** Listed records **
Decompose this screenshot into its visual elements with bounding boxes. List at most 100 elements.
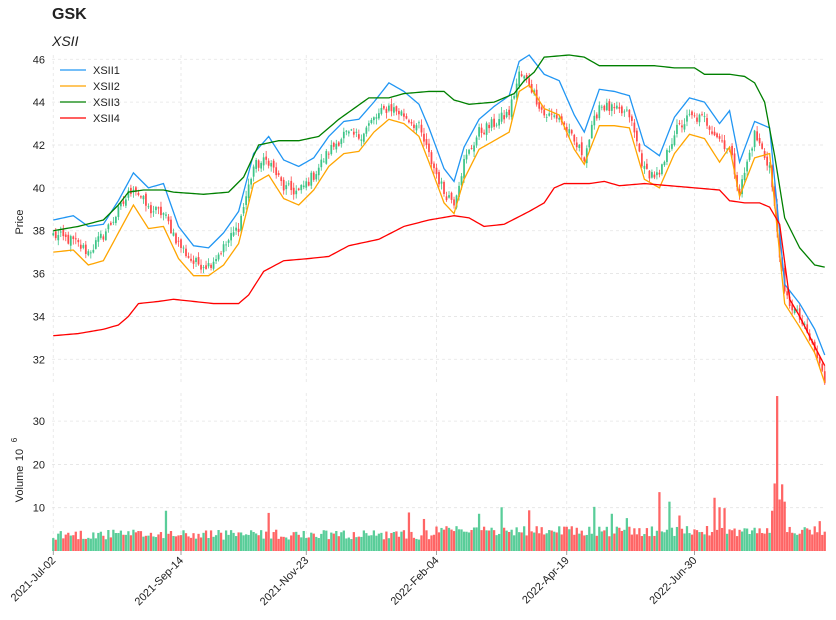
volume-bar [520, 532, 523, 551]
candle-body [99, 233, 102, 238]
volume-bar [295, 531, 298, 551]
volume-bar [618, 527, 621, 551]
volume-bar [806, 528, 809, 551]
volume-bar [427, 539, 431, 551]
volume-bar [465, 531, 468, 551]
candle-body [393, 107, 395, 113]
volume-bar [297, 534, 300, 551]
candle-body [580, 142, 583, 156]
candle-body [352, 131, 355, 135]
candle-body [495, 124, 498, 126]
volume-bar [573, 534, 576, 551]
candle-body [741, 179, 743, 195]
candle-body [706, 118, 708, 126]
candle-body [357, 134, 360, 139]
candle-body [683, 124, 686, 130]
volume-bar [197, 533, 200, 551]
volume-bar [302, 530, 305, 551]
candle-body [145, 193, 147, 206]
volume-bar [287, 539, 290, 551]
candle-body [465, 154, 468, 160]
volume-bar [690, 534, 694, 551]
candle-body [342, 131, 345, 139]
volume-bar [332, 533, 335, 551]
candle-body [260, 162, 263, 169]
volume-bar [523, 526, 526, 551]
volume-bar [695, 530, 699, 551]
candle-body [165, 214, 167, 216]
volume-bar [590, 533, 593, 551]
volume-bar [445, 526, 448, 551]
candle-body [595, 114, 598, 119]
volume-bar [300, 537, 303, 551]
candle-body [395, 106, 398, 112]
volume-axis-base: 10 [14, 449, 26, 461]
candle-body [568, 129, 571, 134]
volume-bar [560, 534, 563, 551]
candle-body [185, 248, 187, 257]
candle-body [520, 74, 523, 77]
volume-bar [365, 533, 368, 551]
candle-body [708, 126, 711, 130]
volume-bar [137, 531, 140, 551]
volume-bar [124, 534, 128, 551]
candle-body [703, 116, 706, 117]
candle-body [776, 204, 779, 232]
volume-bar [738, 529, 741, 551]
candle-body [648, 170, 651, 179]
candle-body [117, 206, 120, 217]
candle-body [107, 224, 110, 230]
volume-bar [788, 526, 791, 551]
candle-body [751, 148, 753, 151]
volume-grid [52, 393, 826, 551]
candle-body [778, 229, 781, 258]
volume-bar [267, 512, 270, 551]
volume-bar [593, 506, 596, 551]
volume-bar [64, 534, 67, 551]
volume-bar [272, 532, 275, 551]
candle-body [205, 265, 207, 269]
volume-bar [781, 484, 784, 551]
candle-body [553, 115, 556, 117]
volume-bar [630, 534, 634, 551]
candle-body [210, 264, 212, 268]
candle-body [445, 196, 448, 201]
candle-body [686, 115, 688, 122]
volume-tick-label: 20 [33, 459, 45, 471]
volume-bar [760, 533, 764, 551]
candle-body [615, 105, 618, 109]
price-tick-label: 34 [33, 311, 45, 323]
volume-bar [650, 526, 654, 551]
volume-bar [708, 535, 711, 551]
volume-bar [598, 526, 601, 551]
candle-body [307, 181, 310, 186]
volume-bar [139, 531, 143, 551]
series-line-xsii2 [53, 84, 826, 384]
candle-body [413, 124, 415, 129]
volume-bar [480, 530, 483, 551]
candle-body [220, 253, 222, 255]
legend-label-xsii2: XSII2 [93, 81, 120, 93]
candle-body [518, 71, 521, 87]
candle-body [638, 143, 641, 152]
volume-bar [152, 536, 155, 551]
candle-body [821, 363, 824, 371]
volume-bar [390, 533, 393, 551]
candle-body [578, 144, 581, 149]
volume-bar [292, 532, 295, 551]
candle-body [282, 179, 285, 191]
candle-body [403, 113, 405, 117]
volume-bar [430, 535, 433, 551]
volume-bar [658, 492, 661, 551]
volume-bar [442, 529, 446, 551]
volume-bar [382, 539, 386, 551]
candle-body [160, 206, 162, 216]
candle-body [170, 219, 172, 234]
volume-bar [673, 535, 676, 551]
candle-body [272, 160, 275, 168]
candle-body [375, 117, 378, 119]
candle-body [257, 160, 260, 168]
volume-bar [232, 532, 235, 551]
indicator-lines [53, 54, 826, 384]
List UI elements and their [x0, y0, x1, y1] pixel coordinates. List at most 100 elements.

** Exercise task **
Rewrite all the records with "candle-body" swapped for "candlestick-body" everywhere it occurs, leaving everything else unchanged and omitting the pictures.

** Completed exercise **
Decompose this screenshot into its visual elements with bounding boxes. List at most 100 elements.
volume-bar [520, 532, 523, 551]
candlestick-body [99, 233, 102, 238]
volume-bar [295, 531, 298, 551]
volume-bar [618, 527, 621, 551]
volume-bar [806, 528, 809, 551]
volume-bar [427, 539, 431, 551]
volume-bar [465, 531, 468, 551]
candlestick-body [393, 107, 395, 113]
volume-bar [297, 534, 300, 551]
candlestick-body [580, 142, 583, 156]
candlestick-body [352, 131, 355, 135]
candlestick-body [495, 124, 498, 126]
volume-bar [573, 534, 576, 551]
candlestick-body [741, 179, 743, 195]
candlestick-body [706, 118, 708, 126]
candlestick-body [357, 134, 360, 139]
candlestick-body [683, 124, 686, 130]
volume-bar [197, 533, 200, 551]
volume-bar [302, 530, 305, 551]
candlestick-body [145, 193, 147, 206]
volume-bar [287, 539, 290, 551]
candlestick-body [465, 154, 468, 160]
volume-bar [690, 534, 694, 551]
candlestick-body [342, 131, 345, 139]
volume-bar [332, 533, 335, 551]
candlestick-body [260, 162, 263, 169]
volume-bar [523, 526, 526, 551]
volume-bar [695, 530, 699, 551]
candlestick-body [165, 214, 167, 216]
volume-bar [590, 533, 593, 551]
volume-bar [445, 526, 448, 551]
candlestick-body [595, 114, 598, 119]
volume-bar [300, 537, 303, 551]
candlestick-body [395, 106, 398, 112]
volume-axis-base: 10 [14, 449, 26, 461]
candlestick-body [568, 129, 571, 134]
volume-bar [560, 534, 563, 551]
candlestick-body [185, 248, 187, 257]
candlestick-body [520, 74, 523, 77]
volume-bar [365, 533, 368, 551]
candlestick-body [708, 126, 711, 130]
volume-bar [137, 531, 140, 551]
volume-bar [124, 534, 128, 551]
candlestick-body [703, 116, 706, 117]
candlestick-body [776, 204, 779, 232]
volume-bar [738, 529, 741, 551]
candlestick-body [648, 170, 651, 179]
candlestick-body [117, 206, 120, 217]
candlestick-body [107, 224, 110, 230]
volume-bar [788, 526, 791, 551]
candlestick-body [751, 148, 753, 151]
volume-grid [52, 393, 826, 551]
candlestick-body [778, 229, 781, 258]
volume-bar [267, 512, 270, 551]
volume-bar [593, 506, 596, 551]
volume-bar [64, 534, 67, 551]
volume-bar [272, 532, 275, 551]
candlestick-body [205, 265, 207, 269]
volume-bar [781, 484, 784, 551]
candlestick-body [553, 115, 556, 117]
volume-bar [630, 534, 634, 551]
candlestick-body [210, 264, 212, 268]
candlestick-body [445, 196, 448, 201]
candlestick-body [686, 115, 688, 122]
volume-tick-label: 20 [33, 459, 45, 471]
volume-bar [760, 533, 764, 551]
candlestick-body [615, 105, 618, 109]
price-tick-label: 34 [33, 311, 45, 323]
volume-bar [650, 526, 654, 551]
volume-bar [708, 535, 711, 551]
volume-bar [598, 526, 601, 551]
candlestick-body [307, 181, 310, 186]
volume-bar [139, 531, 143, 551]
series-line-xsii2 [53, 84, 826, 384]
candlestick-body [413, 124, 415, 129]
volume-bar [480, 530, 483, 551]
candlestick-body [220, 253, 222, 255]
legend-label-xsii2: XSII2 [93, 81, 120, 93]
candlestick-body [518, 71, 521, 87]
candlestick-body [638, 143, 641, 152]
volume-bar [152, 536, 155, 551]
candlestick-body [821, 363, 824, 371]
volume-bar [390, 533, 393, 551]
candlestick-body [578, 144, 581, 149]
volume-bar [292, 532, 295, 551]
candlestick-body [282, 179, 285, 191]
candlestick-body [403, 113, 405, 117]
volume-bar [430, 535, 433, 551]
volume-bar [658, 492, 661, 551]
volume-bar [442, 529, 446, 551]
volume-bar [382, 539, 386, 551]
candlestick-body [160, 206, 162, 216]
candlestick-body [170, 219, 172, 234]
volume-bar [673, 535, 676, 551]
candlestick-body [272, 160, 275, 168]
candlestick-body [375, 117, 378, 119]
candlestick-body [257, 160, 260, 168]
volume-bar [232, 532, 235, 551]
indicator-lines [53, 54, 826, 384]
List UI elements and their [x0, y0, x1, y1] pixel coordinates. List at most 100 elements.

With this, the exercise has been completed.